» **Task directions**:
Carry none of the pictures over; set down the material below exactly.

[start Task material]

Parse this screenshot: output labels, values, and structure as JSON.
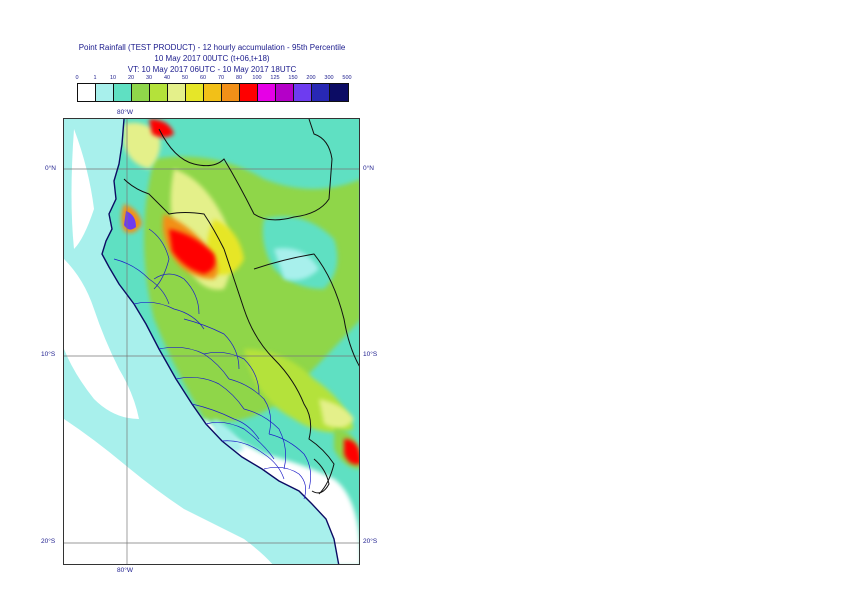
{
  "header": {
    "line1": "Point Rainfall (TEST PRODUCT) - 12 hourly accumulation - 95th Percentile",
    "line2": "10 May 2017 00UTC (t+06,t+18)",
    "line3": "VT: 10 May 2017 06UTC - 10 May 2017 18UTC"
  },
  "legend": {
    "values": [
      "0",
      "1",
      "10",
      "20",
      "30",
      "40",
      "50",
      "60",
      "70",
      "80",
      "100",
      "125",
      "150",
      "200",
      "300",
      "500"
    ],
    "colors": [
      "#ffffff",
      "#a8f0ec",
      "#5fe0c2",
      "#8fd64a",
      "#b4e23a",
      "#e4f08a",
      "#e6e628",
      "#f2c018",
      "#f29018",
      "#ff0000",
      "#e600e6",
      "#b400c8",
      "#6e3cf0",
      "#2828b4",
      "#0c0c64"
    ]
  },
  "map": {
    "lon_top": "80°W",
    "lon_bottom": "80°W",
    "lat_labels": [
      "0°N",
      "10°S",
      "20°S"
    ],
    "colors": {
      "ocean": "#a8f0ec",
      "coast": "#0c0c64",
      "border": "#111111",
      "admin": "#1e1ec8",
      "grid": "#777777"
    }
  }
}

[end Task material]

» **Answer**:
Parse this screenshot: output labels, values, and structure as JSON.
{
  "header": {
    "line1": "Point Rainfall (TEST PRODUCT) - 12 hourly accumulation - 95th Percentile",
    "line2": "10 May 2017 00UTC (t+06,t+18)",
    "line3": "VT: 10 May 2017 06UTC - 10 May 2017 18UTC"
  },
  "legend": {
    "values": [
      "0",
      "1",
      "10",
      "20",
      "30",
      "40",
      "50",
      "60",
      "70",
      "80",
      "100",
      "125",
      "150",
      "200",
      "300",
      "500"
    ],
    "colors": [
      "#ffffff",
      "#a8f0ec",
      "#5fe0c2",
      "#8fd64a",
      "#b4e23a",
      "#e4f08a",
      "#e6e628",
      "#f2c018",
      "#f29018",
      "#ff0000",
      "#e600e6",
      "#b400c8",
      "#6e3cf0",
      "#2828b4",
      "#0c0c64"
    ]
  },
  "map": {
    "lon_top": "80°W",
    "lon_bottom": "80°W",
    "lat_labels": [
      "0°N",
      "10°S",
      "20°S"
    ],
    "colors": {
      "ocean": "#a8f0ec",
      "coast": "#0c0c64",
      "border": "#111111",
      "admin": "#1e1ec8",
      "grid": "#777777"
    }
  }
}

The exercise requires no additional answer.